Written exercise
Filter the data for lines with the word "egyszerű", then copy every line so identified.

Extracted data entries

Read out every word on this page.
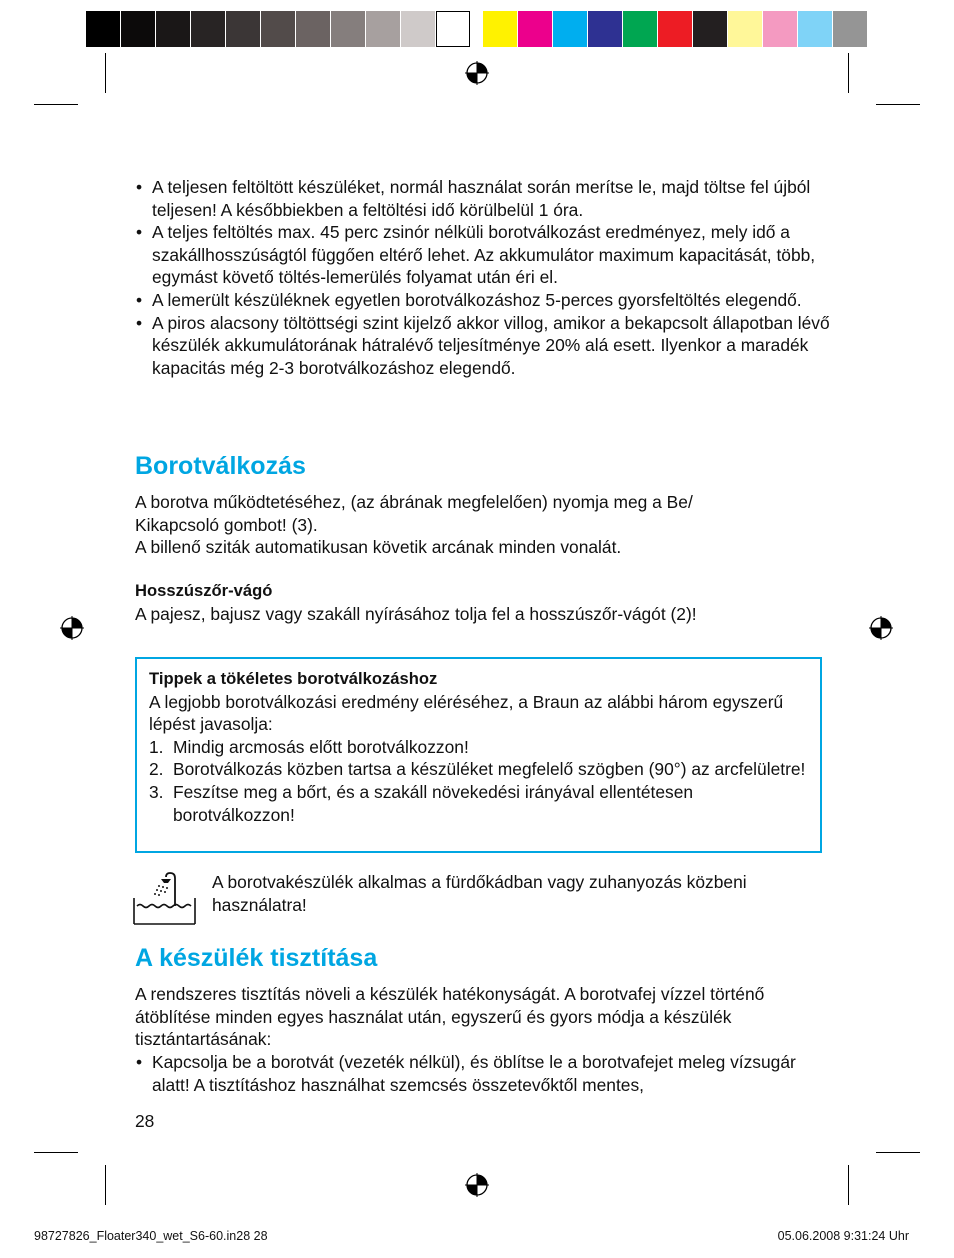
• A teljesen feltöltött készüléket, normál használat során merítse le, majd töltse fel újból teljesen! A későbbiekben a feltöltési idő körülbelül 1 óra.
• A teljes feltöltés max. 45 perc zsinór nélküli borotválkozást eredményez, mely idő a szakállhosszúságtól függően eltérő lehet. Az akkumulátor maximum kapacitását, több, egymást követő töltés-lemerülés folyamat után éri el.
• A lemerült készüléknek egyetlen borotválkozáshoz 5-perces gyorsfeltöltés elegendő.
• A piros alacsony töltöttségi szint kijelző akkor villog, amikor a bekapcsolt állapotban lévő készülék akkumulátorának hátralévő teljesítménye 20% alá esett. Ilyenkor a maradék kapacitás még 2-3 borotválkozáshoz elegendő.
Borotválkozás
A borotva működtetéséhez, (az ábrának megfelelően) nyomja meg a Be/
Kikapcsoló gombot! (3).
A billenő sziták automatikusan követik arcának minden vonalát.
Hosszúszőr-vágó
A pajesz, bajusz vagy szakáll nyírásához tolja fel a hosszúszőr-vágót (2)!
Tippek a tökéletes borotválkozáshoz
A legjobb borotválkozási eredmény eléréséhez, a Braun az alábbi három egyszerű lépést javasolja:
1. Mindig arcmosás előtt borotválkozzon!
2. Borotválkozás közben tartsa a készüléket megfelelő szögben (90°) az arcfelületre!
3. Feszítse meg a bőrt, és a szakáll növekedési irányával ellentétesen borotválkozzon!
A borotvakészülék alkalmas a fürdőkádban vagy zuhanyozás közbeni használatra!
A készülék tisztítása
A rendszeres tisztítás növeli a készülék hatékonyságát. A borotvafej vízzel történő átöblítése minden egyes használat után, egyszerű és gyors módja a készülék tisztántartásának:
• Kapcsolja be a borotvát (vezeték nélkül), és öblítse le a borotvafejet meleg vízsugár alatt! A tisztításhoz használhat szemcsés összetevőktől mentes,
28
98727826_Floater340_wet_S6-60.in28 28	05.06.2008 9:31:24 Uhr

Result of the task
A legjobb borotválkozási eredmény eléréséhez, a Braun az alábbi három egyszerű lépést javasolja:
A rendszeres tisztítás növeli a készülék hatékonyságát. A borotvafej vízzel történő átöblítése minden egyes használat után, egyszerű és gyors módja a készülék tisztántartásának:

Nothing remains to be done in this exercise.